*STATED PROBLEM*
Return the number of lines in which the word "referral" appears; add nothing else.

*PROVIDED INFORMATION*
┌────────

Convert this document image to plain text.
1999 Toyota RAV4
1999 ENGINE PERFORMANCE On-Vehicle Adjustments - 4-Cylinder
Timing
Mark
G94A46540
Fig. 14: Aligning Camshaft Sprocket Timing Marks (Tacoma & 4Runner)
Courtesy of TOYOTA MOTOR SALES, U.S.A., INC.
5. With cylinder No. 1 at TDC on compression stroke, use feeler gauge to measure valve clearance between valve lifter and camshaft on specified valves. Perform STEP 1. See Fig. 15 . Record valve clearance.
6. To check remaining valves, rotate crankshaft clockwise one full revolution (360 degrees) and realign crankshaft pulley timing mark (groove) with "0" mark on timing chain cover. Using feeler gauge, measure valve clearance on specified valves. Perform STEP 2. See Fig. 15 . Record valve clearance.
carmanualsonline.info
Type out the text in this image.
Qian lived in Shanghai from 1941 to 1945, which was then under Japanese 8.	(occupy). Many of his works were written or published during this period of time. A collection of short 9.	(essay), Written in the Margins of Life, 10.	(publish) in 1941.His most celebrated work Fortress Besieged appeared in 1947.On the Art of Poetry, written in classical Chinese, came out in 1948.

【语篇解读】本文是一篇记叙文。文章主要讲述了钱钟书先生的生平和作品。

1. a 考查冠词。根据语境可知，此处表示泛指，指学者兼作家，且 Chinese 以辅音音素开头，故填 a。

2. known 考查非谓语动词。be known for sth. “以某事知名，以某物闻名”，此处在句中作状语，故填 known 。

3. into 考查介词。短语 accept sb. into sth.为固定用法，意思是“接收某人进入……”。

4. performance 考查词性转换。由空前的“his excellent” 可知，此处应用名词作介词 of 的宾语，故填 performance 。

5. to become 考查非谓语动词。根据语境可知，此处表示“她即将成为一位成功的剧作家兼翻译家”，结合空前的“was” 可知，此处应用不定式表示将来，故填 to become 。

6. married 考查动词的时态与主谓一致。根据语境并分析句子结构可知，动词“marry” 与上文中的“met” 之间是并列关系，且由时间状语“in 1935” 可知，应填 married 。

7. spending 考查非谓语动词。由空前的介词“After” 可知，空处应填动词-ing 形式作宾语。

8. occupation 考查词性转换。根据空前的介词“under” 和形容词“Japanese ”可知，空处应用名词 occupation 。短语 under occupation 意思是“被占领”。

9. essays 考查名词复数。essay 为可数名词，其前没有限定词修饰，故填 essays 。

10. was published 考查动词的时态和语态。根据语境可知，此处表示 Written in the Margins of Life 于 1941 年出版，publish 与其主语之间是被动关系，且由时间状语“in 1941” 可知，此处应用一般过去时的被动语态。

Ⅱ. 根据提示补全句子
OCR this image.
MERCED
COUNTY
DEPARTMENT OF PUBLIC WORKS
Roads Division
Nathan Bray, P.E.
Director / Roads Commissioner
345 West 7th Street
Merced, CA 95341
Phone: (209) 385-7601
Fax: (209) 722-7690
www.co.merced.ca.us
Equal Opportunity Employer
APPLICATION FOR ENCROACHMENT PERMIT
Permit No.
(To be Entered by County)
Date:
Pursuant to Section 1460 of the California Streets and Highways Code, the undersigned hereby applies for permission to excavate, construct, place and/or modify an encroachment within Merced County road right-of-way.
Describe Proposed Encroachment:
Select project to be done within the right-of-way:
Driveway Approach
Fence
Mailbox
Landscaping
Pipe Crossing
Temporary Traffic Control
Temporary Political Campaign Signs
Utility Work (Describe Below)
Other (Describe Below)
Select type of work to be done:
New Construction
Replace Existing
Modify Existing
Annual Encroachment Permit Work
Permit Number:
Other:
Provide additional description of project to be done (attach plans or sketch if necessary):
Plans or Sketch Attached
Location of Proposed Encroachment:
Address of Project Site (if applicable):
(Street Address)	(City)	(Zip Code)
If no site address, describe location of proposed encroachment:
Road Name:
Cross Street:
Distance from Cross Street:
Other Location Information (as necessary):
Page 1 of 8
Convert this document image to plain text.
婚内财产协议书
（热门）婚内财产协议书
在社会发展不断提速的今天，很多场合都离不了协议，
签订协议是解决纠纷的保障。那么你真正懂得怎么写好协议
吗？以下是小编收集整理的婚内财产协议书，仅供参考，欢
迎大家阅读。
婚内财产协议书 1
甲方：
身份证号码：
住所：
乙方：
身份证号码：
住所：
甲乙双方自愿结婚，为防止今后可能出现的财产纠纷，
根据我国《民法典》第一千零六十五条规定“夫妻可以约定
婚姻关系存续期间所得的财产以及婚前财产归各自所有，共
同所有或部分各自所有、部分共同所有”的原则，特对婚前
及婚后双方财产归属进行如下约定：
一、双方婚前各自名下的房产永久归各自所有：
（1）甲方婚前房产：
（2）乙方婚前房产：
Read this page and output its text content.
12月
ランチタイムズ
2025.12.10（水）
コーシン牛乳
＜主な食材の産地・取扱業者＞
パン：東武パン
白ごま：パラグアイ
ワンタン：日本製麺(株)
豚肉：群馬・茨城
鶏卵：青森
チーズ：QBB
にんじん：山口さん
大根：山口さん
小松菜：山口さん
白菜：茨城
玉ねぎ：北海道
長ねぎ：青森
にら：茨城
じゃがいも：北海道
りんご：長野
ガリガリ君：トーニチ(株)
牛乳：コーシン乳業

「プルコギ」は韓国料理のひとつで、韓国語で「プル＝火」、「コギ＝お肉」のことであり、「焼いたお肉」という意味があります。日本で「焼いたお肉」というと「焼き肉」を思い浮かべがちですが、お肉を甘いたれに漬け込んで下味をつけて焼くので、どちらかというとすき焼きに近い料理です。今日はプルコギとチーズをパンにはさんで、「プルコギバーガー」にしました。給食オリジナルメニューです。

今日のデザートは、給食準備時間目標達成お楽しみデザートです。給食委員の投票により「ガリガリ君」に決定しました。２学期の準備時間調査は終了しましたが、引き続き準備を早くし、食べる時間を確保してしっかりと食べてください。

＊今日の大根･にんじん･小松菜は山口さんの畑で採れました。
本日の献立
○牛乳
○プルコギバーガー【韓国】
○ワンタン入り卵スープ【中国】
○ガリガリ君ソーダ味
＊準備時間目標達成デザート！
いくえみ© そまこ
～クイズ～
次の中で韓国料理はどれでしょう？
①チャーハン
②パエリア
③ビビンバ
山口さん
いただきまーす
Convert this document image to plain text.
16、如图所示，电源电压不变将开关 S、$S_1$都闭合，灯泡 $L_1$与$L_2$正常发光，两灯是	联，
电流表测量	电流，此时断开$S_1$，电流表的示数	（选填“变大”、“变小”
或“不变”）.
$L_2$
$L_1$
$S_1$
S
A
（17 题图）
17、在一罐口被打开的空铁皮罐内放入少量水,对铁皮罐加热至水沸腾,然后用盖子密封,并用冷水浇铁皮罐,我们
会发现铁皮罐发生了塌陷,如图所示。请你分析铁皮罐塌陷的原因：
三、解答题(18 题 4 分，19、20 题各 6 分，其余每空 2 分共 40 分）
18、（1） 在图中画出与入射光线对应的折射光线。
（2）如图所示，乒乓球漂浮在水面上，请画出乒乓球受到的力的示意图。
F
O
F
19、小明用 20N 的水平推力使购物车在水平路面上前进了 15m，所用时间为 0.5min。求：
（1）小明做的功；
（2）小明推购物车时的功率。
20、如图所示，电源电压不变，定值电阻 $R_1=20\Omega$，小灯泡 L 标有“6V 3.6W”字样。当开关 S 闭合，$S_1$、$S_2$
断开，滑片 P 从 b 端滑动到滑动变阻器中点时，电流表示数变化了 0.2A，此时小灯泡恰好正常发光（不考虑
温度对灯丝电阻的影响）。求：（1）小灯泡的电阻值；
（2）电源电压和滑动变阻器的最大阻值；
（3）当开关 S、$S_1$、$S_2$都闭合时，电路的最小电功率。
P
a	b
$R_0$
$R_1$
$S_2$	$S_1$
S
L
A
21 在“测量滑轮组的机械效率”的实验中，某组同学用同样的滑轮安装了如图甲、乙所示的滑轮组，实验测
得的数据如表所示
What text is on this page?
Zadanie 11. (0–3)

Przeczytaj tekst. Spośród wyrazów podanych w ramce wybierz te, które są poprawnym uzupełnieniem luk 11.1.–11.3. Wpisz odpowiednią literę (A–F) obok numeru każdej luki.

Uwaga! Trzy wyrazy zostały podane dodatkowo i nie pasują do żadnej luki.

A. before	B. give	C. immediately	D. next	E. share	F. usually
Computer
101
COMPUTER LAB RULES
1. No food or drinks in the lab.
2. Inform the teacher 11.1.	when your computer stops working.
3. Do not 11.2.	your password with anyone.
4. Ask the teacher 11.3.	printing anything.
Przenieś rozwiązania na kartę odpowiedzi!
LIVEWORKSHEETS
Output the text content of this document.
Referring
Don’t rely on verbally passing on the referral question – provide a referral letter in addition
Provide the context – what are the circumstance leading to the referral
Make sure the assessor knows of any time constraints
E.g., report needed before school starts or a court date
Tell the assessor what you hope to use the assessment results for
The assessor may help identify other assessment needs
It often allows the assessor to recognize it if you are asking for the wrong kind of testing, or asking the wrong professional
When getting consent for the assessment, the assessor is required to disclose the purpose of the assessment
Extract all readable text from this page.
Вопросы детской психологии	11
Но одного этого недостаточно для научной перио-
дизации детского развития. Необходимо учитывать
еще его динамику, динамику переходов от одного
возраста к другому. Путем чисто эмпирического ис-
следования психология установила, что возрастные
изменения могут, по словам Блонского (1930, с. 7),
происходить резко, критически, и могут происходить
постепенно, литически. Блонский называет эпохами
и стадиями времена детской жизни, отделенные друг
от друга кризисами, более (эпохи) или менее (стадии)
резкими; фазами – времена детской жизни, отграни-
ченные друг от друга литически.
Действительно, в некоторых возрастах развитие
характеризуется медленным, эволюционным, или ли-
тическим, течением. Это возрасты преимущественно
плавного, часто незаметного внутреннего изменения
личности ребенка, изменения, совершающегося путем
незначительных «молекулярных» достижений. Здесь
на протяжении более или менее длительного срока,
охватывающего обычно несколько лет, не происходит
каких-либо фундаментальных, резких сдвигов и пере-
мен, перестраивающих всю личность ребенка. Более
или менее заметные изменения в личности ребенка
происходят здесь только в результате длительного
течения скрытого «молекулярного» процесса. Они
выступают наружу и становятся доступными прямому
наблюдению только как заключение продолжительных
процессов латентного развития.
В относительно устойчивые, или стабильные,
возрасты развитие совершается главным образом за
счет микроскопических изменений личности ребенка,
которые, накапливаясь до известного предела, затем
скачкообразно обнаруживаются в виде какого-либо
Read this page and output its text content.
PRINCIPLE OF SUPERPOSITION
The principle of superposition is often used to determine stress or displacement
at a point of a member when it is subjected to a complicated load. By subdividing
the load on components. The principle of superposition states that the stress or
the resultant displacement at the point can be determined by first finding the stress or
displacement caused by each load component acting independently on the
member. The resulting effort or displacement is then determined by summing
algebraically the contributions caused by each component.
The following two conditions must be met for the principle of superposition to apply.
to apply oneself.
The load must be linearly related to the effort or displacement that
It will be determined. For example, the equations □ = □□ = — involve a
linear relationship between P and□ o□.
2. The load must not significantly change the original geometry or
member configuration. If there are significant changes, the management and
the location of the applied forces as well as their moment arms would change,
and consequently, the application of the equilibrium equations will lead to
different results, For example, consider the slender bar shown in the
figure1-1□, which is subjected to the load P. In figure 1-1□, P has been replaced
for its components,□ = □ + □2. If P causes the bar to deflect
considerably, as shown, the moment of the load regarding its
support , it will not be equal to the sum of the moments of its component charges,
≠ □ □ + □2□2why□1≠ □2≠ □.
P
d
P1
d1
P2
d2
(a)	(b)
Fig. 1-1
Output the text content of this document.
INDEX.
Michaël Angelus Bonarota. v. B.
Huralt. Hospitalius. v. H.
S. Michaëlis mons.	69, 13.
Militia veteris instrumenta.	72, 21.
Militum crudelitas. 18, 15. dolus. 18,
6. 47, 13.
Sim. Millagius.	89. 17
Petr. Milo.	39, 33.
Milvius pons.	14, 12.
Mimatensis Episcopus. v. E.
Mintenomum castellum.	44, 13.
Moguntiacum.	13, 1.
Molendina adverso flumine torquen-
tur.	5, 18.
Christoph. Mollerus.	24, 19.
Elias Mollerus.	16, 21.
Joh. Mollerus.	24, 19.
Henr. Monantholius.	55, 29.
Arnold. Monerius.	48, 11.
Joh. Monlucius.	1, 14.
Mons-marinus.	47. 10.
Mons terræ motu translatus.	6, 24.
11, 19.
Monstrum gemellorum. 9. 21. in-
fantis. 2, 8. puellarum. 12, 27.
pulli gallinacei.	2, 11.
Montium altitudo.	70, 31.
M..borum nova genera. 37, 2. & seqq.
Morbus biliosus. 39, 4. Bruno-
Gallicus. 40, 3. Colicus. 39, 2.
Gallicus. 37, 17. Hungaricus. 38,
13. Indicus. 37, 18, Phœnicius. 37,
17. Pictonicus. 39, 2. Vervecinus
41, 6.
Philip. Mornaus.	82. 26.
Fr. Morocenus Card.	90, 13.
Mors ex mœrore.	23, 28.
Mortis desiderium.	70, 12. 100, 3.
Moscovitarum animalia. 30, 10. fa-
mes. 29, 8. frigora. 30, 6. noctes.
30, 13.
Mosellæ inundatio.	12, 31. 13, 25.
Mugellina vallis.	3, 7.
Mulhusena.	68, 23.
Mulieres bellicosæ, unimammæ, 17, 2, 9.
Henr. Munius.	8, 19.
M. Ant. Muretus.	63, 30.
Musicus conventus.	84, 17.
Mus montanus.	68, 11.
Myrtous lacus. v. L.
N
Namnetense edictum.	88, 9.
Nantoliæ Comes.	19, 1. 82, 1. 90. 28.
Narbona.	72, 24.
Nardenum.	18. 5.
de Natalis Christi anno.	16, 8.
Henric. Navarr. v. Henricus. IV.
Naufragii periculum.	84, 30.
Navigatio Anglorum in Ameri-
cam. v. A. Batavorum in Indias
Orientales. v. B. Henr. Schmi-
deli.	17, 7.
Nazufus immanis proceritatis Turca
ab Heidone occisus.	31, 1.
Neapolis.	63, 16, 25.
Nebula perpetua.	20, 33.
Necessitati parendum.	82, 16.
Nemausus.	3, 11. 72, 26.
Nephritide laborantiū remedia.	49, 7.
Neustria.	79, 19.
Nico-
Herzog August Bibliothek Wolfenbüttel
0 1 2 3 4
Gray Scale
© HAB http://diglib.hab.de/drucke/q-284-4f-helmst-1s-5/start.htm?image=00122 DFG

└────────

*WRITTEN SOLUTION*
2